I would advise against this practice unless you and the other programmers you work with really, really know what you are all doing.

First, you have no idea how the interface to your class might evolve and you want to prevent other programmers from doing bad things. Passing a shared_ptr by reference isn't something a programmer should expect to see, because it isn't idiomatic, and that makes it easy to use it incorrectly. Program defensively: make the interface hard to use incorrectly. Passing by reference is just going to invite problems later on.

Second, don't optimize until you know this particular class is going to be a problem. Profile first, and then if your program really needs the boost given by passing by reference, then maybe. Otherwise, don't sweat the small stuff (i.e. the extra N instructions it takes to pass by value) instead worry about design, data structures, algorithms, and long-term maintainability.

Solution 4:

Yes, taking a reference is fine there. You don't intend to give the method shared ownership; it only wants to work with it. You could take a reference for the first case too, since you copy it anyway. But for first case, it takes ownership. There is this trick to still copy it only once:

void ClassA::take_copy_of_sp(boost::shared_ptr<foo> sp) {
    m_sp_member.swap(sp);
}

You should also copy when you return it (i.e not return a reference). Because your class doesn't know what the client is doing with it (it could store a pointer to it and then big bang happens). If it later turns out it's a bottleneck (first profile!), then you can still return a reference.


Edit: Of course, as others point out, this only is true if you know your code and know that you don't reset the passed shared pointer in some way. If in doubt, just pass by value.
§ §
Reproduce the forum text on passing a shared_ptr by reference word for word, from its first sentence to the final edit note.
§ §
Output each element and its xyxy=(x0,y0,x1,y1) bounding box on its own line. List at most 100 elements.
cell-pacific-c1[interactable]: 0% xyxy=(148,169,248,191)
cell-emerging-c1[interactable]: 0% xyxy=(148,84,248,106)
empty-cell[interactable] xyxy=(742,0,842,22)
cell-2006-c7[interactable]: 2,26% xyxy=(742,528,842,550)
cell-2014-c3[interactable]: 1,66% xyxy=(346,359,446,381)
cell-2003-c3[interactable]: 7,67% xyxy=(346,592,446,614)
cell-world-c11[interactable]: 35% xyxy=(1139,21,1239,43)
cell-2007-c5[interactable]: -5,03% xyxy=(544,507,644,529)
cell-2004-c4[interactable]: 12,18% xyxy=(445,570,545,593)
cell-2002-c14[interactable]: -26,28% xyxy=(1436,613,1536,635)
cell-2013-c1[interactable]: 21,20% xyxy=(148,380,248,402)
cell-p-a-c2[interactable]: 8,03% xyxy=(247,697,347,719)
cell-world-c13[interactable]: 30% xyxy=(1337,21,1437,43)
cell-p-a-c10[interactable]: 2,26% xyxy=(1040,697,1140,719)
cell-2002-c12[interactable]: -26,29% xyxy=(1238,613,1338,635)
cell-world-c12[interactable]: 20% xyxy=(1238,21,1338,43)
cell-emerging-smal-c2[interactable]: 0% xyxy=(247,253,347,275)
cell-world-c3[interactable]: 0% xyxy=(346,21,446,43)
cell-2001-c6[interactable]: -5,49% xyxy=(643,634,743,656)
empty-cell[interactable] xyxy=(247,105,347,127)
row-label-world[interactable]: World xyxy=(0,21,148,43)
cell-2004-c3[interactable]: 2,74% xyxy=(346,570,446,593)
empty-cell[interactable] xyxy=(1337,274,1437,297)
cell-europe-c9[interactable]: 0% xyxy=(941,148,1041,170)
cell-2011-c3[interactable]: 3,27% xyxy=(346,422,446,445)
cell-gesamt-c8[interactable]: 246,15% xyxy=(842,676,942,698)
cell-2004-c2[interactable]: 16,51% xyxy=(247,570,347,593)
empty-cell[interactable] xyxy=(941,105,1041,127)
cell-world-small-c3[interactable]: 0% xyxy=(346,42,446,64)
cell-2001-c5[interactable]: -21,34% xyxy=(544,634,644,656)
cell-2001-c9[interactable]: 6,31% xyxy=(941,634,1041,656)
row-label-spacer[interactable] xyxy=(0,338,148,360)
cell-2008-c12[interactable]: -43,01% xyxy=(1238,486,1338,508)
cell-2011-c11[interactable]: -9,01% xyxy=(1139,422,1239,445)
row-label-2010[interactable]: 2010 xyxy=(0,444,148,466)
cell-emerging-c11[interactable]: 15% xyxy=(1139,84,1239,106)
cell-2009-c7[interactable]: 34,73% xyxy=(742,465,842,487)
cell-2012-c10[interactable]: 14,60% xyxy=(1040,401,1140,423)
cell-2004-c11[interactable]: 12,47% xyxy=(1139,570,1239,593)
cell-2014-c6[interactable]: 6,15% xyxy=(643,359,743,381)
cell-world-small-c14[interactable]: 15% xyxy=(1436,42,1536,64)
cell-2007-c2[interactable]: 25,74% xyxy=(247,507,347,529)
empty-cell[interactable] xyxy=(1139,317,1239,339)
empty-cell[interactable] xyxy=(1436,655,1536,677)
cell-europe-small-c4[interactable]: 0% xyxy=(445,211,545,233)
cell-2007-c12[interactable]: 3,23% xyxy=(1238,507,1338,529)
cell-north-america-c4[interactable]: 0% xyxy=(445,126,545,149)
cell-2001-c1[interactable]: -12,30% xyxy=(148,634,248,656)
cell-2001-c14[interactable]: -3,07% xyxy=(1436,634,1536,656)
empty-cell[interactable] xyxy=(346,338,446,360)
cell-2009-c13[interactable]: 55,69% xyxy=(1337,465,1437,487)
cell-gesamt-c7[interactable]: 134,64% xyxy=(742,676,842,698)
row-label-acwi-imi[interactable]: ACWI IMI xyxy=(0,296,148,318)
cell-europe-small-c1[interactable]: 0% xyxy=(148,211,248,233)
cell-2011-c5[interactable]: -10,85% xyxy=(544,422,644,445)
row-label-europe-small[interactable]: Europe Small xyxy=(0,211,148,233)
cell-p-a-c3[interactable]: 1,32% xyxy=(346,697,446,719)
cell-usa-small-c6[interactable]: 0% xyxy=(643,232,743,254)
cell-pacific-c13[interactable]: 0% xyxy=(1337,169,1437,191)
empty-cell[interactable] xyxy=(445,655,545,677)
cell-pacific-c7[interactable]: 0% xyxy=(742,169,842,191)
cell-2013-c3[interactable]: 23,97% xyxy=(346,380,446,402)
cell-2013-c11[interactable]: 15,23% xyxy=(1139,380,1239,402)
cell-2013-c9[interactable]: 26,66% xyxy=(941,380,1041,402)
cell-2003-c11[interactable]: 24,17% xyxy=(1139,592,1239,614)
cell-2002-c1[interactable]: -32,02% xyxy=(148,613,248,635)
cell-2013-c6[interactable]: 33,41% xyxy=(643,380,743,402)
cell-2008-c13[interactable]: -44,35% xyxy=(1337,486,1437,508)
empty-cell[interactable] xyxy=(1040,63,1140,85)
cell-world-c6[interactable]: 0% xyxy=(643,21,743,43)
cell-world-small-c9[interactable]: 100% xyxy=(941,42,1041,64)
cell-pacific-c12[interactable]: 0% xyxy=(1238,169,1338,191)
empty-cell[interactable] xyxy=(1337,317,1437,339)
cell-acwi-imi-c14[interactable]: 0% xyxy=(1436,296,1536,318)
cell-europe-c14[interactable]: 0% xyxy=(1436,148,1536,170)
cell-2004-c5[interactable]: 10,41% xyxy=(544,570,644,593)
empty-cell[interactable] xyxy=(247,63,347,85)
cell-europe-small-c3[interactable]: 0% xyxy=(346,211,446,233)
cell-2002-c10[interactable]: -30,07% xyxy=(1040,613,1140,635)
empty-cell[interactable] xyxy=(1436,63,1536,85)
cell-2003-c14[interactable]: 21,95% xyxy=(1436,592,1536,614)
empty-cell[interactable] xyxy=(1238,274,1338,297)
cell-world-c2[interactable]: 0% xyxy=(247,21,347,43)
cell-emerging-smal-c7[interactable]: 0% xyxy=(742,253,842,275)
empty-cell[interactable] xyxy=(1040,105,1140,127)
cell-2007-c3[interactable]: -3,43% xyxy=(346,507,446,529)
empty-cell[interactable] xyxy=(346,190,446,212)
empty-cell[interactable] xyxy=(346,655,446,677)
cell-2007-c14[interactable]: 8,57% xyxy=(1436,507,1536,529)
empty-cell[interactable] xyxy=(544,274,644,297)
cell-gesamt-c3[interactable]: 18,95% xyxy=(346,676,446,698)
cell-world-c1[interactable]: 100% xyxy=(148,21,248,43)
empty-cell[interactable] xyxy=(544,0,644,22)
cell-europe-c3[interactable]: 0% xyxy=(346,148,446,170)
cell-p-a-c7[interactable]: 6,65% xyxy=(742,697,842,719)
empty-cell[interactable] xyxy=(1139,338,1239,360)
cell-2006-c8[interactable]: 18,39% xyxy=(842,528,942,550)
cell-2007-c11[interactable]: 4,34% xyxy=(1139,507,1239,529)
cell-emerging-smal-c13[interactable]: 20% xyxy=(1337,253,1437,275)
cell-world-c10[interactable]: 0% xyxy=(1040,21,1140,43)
§ §
● FINAL RESULT
I would advise against this practice unless you and the other programmers you work with really, really know what you are all doing.

First, you have no idea how the interface to your class might evolve and you want to prevent other programmers from doing bad things. Passing a shared_ptr by reference isn't something a programmer should expect to see, because it isn't idiomatic, and that makes it easy to use it incorrectly. Program defensively: make the interface hard to use incorrectly. Passing by reference is just going to invite problems later on.

Second, don't optimize until you know this particular class is going to be a problem. Profile first, and then if your program really needs the boost given by passing by reference, then maybe. Otherwise, don't sweat the small stuff (i.e. the extra N instructions it takes to pass by value) instead worry about design, data structures, algorithms, and long-term maintainability.

Solution 4:

Yes, taking a reference is fine there. You don't intend to give the method shared ownership; it only wants to work with it. You could take a reference for the first case too, since you copy it anyway. But for first case, it takes ownership. There is this trick to still copy it only once:

void ClassA::take_copy_of_sp(boost::shared_ptr<foo> sp) {
    m_sp_member.swap(sp);
}

You should also copy when you return it (i.e not return a reference). Because your class doesn't know what the client is doing with it (it could store a pointer to it and then big bang happens). If it later turns out it's a bottleneck (first profile!), then you can still return a reference.


Edit: Of course, as others point out, this only is true if you know your code and know that you don't reset the passed shared pointer in some way. If in doubt, just pass by value.